Output the records. Match them exactly.

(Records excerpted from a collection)
------------------------------------------------------------------------

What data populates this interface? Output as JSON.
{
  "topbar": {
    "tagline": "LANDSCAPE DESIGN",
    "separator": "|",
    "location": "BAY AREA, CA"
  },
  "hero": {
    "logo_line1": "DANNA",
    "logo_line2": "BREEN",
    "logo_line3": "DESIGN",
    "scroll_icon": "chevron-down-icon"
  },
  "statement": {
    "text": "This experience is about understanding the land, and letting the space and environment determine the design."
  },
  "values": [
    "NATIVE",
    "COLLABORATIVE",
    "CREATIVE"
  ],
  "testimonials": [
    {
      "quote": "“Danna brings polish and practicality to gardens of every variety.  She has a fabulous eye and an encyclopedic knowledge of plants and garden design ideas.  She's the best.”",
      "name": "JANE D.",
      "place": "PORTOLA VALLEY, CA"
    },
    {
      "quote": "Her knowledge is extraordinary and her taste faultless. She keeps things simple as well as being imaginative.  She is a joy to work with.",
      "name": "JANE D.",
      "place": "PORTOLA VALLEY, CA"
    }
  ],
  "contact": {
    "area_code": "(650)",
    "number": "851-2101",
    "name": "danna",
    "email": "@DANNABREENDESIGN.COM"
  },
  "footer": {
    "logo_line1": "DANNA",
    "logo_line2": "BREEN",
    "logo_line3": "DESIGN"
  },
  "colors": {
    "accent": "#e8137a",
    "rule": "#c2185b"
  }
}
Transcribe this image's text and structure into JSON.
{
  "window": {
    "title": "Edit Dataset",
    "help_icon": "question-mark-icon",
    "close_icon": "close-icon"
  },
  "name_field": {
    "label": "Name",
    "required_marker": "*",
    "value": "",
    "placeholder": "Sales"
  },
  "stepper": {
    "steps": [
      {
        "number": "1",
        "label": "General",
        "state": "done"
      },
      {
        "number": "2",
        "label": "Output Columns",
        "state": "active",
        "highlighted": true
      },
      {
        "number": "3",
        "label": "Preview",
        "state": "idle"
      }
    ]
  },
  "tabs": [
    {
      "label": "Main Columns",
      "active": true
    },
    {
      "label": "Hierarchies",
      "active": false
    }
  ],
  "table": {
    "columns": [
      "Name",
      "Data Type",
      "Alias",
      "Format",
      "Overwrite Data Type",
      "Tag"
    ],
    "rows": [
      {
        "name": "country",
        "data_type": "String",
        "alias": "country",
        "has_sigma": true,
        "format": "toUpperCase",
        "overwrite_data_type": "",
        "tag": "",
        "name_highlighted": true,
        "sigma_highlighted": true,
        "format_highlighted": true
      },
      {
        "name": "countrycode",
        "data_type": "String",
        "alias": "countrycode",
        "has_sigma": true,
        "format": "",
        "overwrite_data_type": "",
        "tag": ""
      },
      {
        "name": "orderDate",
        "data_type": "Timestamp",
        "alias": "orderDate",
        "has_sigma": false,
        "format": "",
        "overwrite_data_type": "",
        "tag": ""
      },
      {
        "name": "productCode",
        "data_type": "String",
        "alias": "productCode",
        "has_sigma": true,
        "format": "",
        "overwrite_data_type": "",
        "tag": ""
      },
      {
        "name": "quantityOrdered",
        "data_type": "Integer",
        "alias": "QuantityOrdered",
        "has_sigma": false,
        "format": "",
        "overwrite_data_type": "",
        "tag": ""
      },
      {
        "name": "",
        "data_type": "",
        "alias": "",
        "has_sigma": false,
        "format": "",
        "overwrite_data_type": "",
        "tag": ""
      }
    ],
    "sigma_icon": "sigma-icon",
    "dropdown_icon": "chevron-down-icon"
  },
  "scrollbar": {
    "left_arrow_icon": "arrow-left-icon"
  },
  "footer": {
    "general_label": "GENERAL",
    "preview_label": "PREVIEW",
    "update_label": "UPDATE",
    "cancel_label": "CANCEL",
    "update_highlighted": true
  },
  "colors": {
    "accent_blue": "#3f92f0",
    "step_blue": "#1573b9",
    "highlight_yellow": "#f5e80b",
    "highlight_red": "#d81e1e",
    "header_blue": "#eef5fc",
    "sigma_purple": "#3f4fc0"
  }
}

------------------------------------------------------------------------

▸ **CORRECT RESPONSE**
What data populates this interface? Output as JSON.
{
  "topbar": {
    "tagline": "LANDSCAPE DESIGN",
    "separator": "|",
    "location": "BAY AREA, CA"
  },
  "hero": {
    "logo_line1": "DANNA",
    "logo_line2": "BREEN",
    "logo_line3": "DESIGN",
    "scroll_icon": "chevron-down-icon"
  },
  "statement": {
    "text": "This experience is about understanding the land, and letting the space and environment determine the design."
  },
  "values": [
    "NATIVE",
    "COLLABORATIVE",
    "CREATIVE"
  ],
  "testimonials": [
    {
      "quote": "“Danna brings polish and practicality to gardens of every variety.  She has a fabulous eye and an encyclopedic knowledge of plants and garden design ideas.  She's the best.”",
      "name": "JANE D.",
      "place": "PORTOLA VALLEY, CA"
    },
    {
      "quote": "Her knowledge is extraordinary and her taste faultless. She keeps things simple as well as being imaginative.  She is a joy to work with.",
      "name": "JANE D.",
      "place": "PORTOLA VALLEY, CA"
    }
  ],
  "contact": {
    "area_code": "(650)",
    "number": "851-2101",
    "name": "danna",
    "email": "@DANNABREENDESIGN.COM"
  },
  "footer": {
    "logo_line1": "DANNA",
    "logo_line2": "BREEN",
    "logo_line3": "DESIGN"
  },
  "colors": {
    "accent": "#e8137a",
    "rule": "#c2185b"
  }
}
Transcribe this image's text and structure into JSON.
{
  "window": {
    "title": "Edit Dataset",
    "help_icon": "question-mark-icon",
    "close_icon": "close-icon"
  },
  "name_field": {
    "label": "Name",
    "required_marker": "*",
    "value": "",
    "placeholder": "Sales"
  },
  "stepper": {
    "steps": [
      {
        "number": "1",
        "label": "General",
        "state": "done"
      },
      {
        "number": "2",
        "label": "Output Columns",
        "state": "active",
        "highlighted": true
      },
      {
        "number": "3",
        "label": "Preview",
        "state": "idle"
      }
    ]
  },
  "tabs": [
    {
      "label": "Main Columns",
      "active": true
    },
    {
      "label": "Hierarchies",
      "active": false
    }
  ],
  "table": {
    "columns": [
      "Name",
      "Data Type",
      "Alias",
      "Format",
      "Overwrite Data Type",
      "Tag"
    ],
    "rows": [
      {
        "name": "country",
        "data_type": "String",
        "alias": "country",
        "has_sigma": true,
        "format": "toUpperCase",
        "overwrite_data_type": "",
        "tag": "",
        "name_highlighted": true,
        "sigma_highlighted": true,
        "format_highlighted": true
      },
      {
        "name": "countrycode",
        "data_type": "String",
        "alias": "countrycode",
        "has_sigma": true,
        "format": "",
        "overwrite_data_type": "",
        "tag": ""
      },
      {
        "name": "orderDate",
        "data_type": "Timestamp",
        "alias": "orderDate",
        "has_sigma": false,
        "format": "",
        "overwrite_data_type": "",
        "tag": ""
      },
      {
        "name": "productCode",
        "data_type": "String",
        "alias": "productCode",
        "has_sigma": true,
        "format": "",
        "overwrite_data_type": "",
        "tag": ""
      },
      {
        "name": "quantityOrdered",
        "data_type": "Integer",
        "alias": "QuantityOrdered",
        "has_sigma": false,
        "format": "",
        "overwrite_data_type": "",
        "tag": ""
      },
      {
        "name": "",
        "data_type": "",
        "alias": "",
        "has_sigma": false,
        "format": "",
        "overwrite_data_type": "",
        "tag": ""
      }
    ],
    "sigma_icon": "sigma-icon",
    "dropdown_icon": "chevron-down-icon"
  },
  "scrollbar": {
    "left_arrow_icon": "arrow-left-icon"
  },
  "footer": {
    "general_label": "GENERAL",
    "preview_label": "PREVIEW",
    "update_label": "UPDATE",
    "cancel_label": "CANCEL",
    "update_highlighted": true
  },
  "colors": {
    "accent_blue": "#3f92f0",
    "step_blue": "#1573b9",
    "highlight_yellow": "#f5e80b",
    "highlight_red": "#d81e1e",
    "header_blue": "#eef5fc",
    "sigma_purple": "#3f4fc0"
  }
}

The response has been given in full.